=== Records for processing ===

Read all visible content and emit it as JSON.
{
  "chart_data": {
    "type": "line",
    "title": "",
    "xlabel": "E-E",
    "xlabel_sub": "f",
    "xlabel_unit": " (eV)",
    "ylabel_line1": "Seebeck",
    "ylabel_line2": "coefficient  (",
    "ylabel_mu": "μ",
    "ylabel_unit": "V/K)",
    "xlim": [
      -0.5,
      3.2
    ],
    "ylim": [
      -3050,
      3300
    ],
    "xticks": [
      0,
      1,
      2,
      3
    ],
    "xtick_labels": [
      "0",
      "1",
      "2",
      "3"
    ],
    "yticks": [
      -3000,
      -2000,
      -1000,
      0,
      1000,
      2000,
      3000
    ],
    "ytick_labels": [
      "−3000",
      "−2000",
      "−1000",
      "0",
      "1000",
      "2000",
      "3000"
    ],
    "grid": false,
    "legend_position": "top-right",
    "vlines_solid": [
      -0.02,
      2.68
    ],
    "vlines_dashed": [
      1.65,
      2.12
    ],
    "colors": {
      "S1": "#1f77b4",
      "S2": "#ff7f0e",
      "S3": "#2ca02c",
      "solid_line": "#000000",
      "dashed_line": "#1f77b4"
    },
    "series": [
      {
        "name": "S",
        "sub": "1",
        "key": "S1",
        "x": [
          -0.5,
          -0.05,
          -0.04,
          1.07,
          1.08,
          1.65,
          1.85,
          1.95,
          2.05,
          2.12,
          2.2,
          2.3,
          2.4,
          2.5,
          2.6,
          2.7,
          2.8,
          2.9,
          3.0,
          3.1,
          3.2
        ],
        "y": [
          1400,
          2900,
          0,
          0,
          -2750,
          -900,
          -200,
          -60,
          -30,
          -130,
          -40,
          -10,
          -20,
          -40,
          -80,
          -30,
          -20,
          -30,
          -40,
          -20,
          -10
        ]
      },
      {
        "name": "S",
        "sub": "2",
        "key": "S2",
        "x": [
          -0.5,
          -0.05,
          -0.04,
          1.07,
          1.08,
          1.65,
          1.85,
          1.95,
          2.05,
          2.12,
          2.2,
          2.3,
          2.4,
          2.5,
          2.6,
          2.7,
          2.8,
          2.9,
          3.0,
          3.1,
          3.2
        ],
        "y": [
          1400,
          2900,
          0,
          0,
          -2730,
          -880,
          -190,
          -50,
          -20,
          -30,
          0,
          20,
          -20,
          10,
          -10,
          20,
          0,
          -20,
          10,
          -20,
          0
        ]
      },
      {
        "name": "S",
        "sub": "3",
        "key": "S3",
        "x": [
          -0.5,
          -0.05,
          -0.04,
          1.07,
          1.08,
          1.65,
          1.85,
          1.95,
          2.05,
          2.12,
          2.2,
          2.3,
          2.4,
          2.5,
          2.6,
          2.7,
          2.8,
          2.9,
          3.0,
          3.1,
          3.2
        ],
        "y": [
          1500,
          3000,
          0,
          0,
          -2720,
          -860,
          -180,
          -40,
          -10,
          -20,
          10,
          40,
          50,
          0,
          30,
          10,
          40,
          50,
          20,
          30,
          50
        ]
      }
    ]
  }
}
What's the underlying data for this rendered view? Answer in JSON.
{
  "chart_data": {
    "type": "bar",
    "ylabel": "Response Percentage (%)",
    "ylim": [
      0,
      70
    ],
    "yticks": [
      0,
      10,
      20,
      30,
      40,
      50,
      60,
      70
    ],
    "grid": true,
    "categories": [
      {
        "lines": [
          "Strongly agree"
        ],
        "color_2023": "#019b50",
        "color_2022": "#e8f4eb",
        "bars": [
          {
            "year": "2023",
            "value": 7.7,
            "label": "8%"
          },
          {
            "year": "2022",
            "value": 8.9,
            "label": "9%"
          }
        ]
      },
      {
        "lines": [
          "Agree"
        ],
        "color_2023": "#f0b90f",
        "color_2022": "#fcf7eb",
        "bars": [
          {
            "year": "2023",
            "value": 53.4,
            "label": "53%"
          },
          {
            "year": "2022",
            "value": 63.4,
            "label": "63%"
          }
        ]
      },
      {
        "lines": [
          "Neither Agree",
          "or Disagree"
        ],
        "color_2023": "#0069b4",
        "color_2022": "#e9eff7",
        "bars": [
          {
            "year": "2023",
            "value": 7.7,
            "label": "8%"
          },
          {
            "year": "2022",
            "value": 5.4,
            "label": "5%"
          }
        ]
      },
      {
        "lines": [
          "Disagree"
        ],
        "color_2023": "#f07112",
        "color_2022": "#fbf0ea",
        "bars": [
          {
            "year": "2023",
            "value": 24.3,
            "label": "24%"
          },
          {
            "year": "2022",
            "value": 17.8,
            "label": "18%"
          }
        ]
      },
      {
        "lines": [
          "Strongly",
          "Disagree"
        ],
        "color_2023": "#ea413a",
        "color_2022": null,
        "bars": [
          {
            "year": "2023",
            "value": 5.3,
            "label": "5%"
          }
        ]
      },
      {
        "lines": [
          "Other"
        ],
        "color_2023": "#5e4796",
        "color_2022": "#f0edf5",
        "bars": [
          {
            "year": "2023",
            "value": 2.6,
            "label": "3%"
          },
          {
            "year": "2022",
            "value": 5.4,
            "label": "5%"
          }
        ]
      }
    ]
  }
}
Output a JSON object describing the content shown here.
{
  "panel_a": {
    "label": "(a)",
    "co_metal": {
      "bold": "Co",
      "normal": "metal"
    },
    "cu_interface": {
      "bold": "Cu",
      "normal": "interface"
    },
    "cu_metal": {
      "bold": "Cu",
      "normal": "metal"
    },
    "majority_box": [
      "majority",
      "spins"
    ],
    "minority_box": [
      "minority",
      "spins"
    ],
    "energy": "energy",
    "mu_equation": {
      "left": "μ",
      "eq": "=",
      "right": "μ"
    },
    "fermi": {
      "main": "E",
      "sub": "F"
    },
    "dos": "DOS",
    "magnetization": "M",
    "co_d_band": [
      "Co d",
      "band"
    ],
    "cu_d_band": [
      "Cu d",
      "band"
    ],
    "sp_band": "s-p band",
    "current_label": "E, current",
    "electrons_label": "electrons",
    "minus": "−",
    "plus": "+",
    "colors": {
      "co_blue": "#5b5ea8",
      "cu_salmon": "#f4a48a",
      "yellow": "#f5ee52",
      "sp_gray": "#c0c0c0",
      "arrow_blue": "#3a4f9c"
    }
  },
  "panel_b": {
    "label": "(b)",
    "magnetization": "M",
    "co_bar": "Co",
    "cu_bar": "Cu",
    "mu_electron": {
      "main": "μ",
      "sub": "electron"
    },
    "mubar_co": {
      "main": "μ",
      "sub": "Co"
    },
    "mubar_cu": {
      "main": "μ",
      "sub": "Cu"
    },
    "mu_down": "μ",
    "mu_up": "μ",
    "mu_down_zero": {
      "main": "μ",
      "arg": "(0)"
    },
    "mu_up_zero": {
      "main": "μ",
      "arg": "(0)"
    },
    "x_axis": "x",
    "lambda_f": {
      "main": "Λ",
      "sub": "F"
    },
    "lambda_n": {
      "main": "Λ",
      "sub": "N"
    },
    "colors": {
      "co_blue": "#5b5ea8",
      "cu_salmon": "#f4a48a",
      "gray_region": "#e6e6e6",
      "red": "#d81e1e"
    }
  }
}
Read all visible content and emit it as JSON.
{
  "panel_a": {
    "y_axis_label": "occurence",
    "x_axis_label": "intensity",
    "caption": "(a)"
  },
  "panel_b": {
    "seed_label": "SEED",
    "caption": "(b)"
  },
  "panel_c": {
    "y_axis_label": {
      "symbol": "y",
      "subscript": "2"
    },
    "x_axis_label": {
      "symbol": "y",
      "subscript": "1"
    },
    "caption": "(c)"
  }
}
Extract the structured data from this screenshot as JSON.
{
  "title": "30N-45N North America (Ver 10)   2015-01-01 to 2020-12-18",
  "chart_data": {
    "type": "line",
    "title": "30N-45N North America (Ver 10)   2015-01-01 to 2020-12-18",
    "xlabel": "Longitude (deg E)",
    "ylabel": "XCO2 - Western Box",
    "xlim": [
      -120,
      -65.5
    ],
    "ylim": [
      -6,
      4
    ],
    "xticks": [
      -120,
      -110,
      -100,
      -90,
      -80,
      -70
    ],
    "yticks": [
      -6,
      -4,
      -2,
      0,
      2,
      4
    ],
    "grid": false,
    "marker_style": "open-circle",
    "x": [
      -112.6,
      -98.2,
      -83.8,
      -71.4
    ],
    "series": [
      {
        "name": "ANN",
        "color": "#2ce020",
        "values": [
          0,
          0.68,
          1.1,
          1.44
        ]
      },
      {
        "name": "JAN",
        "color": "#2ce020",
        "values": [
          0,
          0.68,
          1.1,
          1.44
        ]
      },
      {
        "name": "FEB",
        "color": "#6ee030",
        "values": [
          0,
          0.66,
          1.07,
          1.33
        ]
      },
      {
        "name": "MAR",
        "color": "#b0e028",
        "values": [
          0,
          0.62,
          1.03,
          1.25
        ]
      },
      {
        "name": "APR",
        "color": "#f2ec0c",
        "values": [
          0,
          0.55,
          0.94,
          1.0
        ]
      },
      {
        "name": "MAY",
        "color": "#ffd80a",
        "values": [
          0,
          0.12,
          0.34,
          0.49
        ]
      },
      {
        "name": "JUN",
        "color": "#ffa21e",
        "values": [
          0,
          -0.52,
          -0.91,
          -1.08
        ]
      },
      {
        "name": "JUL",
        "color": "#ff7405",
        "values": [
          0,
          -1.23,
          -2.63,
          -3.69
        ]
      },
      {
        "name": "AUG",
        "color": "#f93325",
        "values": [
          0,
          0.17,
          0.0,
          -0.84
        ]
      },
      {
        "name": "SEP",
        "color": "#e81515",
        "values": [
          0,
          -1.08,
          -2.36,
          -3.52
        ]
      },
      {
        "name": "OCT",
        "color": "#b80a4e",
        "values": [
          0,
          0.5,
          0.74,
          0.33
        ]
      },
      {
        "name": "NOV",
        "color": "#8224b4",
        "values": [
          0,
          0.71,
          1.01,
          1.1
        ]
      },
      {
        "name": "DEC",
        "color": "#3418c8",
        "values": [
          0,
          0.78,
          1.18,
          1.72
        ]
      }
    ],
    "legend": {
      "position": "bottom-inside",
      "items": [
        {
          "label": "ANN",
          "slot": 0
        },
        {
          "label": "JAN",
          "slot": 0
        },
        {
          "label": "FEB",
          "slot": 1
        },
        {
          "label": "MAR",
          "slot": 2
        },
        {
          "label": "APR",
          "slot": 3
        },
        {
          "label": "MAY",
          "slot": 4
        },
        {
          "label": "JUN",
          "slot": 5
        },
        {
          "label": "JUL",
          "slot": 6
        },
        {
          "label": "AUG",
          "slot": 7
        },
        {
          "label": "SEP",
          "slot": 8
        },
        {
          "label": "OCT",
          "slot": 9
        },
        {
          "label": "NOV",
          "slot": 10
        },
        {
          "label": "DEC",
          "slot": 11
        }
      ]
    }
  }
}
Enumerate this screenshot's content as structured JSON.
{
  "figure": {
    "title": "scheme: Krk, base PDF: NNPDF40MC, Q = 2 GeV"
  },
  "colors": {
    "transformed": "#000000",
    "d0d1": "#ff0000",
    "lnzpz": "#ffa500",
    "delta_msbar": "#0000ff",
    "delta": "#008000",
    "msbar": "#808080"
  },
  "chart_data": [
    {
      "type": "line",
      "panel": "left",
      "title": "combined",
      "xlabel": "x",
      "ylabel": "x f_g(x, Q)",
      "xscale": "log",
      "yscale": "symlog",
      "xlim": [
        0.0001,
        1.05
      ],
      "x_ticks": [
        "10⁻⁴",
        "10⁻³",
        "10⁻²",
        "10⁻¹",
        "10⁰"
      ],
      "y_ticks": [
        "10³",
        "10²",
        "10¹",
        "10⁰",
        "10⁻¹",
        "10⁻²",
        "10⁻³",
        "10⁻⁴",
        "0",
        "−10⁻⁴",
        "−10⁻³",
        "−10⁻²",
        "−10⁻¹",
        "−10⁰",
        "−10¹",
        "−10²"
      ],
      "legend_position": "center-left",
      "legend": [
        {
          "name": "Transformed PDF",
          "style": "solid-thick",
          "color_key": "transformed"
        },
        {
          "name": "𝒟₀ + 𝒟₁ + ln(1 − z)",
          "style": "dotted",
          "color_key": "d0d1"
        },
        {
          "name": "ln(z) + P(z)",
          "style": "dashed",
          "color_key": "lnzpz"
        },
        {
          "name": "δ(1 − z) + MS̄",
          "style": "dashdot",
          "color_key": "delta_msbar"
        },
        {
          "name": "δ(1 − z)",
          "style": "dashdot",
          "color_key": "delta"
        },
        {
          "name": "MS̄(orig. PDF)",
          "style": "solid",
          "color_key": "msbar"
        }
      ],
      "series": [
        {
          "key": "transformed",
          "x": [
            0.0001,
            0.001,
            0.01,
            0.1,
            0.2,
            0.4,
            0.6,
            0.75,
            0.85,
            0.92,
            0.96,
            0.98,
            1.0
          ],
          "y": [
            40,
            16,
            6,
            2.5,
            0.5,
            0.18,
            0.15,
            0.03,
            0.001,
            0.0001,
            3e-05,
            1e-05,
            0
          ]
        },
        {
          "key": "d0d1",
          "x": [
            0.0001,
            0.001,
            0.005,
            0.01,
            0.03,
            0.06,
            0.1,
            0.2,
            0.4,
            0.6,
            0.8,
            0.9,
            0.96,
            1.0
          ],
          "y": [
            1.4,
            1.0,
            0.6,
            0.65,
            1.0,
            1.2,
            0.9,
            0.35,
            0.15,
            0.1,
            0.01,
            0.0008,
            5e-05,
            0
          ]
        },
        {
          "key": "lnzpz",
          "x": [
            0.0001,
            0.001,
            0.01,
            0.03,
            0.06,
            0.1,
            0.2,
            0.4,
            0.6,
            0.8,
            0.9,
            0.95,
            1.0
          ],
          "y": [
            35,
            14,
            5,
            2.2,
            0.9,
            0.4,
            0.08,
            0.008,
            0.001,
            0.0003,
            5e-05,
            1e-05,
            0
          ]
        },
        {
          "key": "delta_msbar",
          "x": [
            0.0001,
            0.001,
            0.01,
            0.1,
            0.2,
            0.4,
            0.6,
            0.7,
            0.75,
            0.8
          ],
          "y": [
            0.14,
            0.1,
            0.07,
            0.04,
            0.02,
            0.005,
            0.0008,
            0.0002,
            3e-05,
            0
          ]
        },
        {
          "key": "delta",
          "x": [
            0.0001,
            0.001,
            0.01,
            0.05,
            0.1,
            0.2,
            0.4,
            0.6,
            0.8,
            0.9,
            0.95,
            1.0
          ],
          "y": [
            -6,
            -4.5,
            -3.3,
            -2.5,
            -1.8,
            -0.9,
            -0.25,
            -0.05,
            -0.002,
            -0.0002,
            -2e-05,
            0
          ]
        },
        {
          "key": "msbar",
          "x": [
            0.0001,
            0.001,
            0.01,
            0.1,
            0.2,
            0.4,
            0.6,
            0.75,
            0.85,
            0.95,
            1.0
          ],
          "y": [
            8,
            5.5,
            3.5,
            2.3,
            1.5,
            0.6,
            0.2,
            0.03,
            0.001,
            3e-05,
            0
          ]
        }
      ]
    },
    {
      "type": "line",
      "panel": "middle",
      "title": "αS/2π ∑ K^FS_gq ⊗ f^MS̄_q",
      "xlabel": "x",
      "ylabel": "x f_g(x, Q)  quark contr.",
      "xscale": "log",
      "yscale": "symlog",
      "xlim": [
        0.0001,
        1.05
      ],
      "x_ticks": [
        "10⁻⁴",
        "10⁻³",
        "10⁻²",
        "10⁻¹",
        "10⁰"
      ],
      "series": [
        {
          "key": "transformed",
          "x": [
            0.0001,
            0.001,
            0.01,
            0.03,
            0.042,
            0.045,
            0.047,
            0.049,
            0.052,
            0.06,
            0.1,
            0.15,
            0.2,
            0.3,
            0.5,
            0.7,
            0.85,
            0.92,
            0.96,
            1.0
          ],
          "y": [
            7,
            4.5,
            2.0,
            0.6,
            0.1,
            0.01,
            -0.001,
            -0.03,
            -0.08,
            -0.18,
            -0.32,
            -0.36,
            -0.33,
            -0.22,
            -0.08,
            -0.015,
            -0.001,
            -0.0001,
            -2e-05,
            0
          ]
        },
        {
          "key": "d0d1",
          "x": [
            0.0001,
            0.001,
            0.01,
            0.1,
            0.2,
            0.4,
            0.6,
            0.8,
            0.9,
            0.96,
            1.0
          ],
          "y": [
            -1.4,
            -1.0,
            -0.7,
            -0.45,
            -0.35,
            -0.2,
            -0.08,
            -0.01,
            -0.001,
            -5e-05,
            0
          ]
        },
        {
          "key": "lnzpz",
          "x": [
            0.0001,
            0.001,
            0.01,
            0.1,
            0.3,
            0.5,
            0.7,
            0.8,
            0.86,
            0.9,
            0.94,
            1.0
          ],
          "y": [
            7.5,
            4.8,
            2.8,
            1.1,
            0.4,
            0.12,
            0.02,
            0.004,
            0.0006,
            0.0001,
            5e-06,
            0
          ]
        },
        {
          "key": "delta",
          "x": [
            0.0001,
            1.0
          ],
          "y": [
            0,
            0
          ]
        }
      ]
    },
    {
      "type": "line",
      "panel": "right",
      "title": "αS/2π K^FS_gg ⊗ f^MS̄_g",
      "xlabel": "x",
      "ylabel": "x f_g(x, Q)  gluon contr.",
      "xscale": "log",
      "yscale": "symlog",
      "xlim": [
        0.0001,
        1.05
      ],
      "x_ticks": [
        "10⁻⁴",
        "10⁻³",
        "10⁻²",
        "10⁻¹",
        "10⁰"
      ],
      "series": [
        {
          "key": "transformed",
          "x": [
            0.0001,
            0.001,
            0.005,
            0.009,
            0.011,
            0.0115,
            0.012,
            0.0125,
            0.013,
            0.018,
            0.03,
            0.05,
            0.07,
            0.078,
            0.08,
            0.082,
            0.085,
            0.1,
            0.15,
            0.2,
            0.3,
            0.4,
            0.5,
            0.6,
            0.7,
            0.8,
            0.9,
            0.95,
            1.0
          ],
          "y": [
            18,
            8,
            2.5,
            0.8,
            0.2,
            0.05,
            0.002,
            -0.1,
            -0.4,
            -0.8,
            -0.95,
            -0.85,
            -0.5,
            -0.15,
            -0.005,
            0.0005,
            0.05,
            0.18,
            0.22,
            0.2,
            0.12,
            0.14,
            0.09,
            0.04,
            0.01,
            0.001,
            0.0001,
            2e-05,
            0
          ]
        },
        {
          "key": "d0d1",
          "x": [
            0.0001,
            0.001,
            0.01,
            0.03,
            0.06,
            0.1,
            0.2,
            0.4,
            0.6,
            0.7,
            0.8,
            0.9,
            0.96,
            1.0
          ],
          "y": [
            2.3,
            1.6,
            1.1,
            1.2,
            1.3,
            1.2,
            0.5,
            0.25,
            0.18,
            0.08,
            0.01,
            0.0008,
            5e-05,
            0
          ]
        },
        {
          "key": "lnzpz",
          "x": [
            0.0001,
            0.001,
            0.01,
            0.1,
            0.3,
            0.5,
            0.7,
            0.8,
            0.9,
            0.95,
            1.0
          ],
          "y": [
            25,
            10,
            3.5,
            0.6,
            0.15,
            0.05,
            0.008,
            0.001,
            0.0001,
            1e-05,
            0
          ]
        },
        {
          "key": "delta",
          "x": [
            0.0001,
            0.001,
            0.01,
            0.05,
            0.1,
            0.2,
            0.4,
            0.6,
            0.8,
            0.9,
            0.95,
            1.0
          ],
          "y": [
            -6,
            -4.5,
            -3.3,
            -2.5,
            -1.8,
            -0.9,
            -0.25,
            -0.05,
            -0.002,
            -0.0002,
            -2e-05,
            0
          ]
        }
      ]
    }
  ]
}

===

Stated task: Identify and copy all lines with the word "JSON".

Answer below:
Read all visible content and emit it as JSON.
What's the underlying data for this rendered view? Answer in JSON.
Output a JSON object describing the content shown here.
Read all visible content and emit it as JSON.
Extract the structured data from this screenshot as JSON.
Enumerate this screenshot's content as structured JSON.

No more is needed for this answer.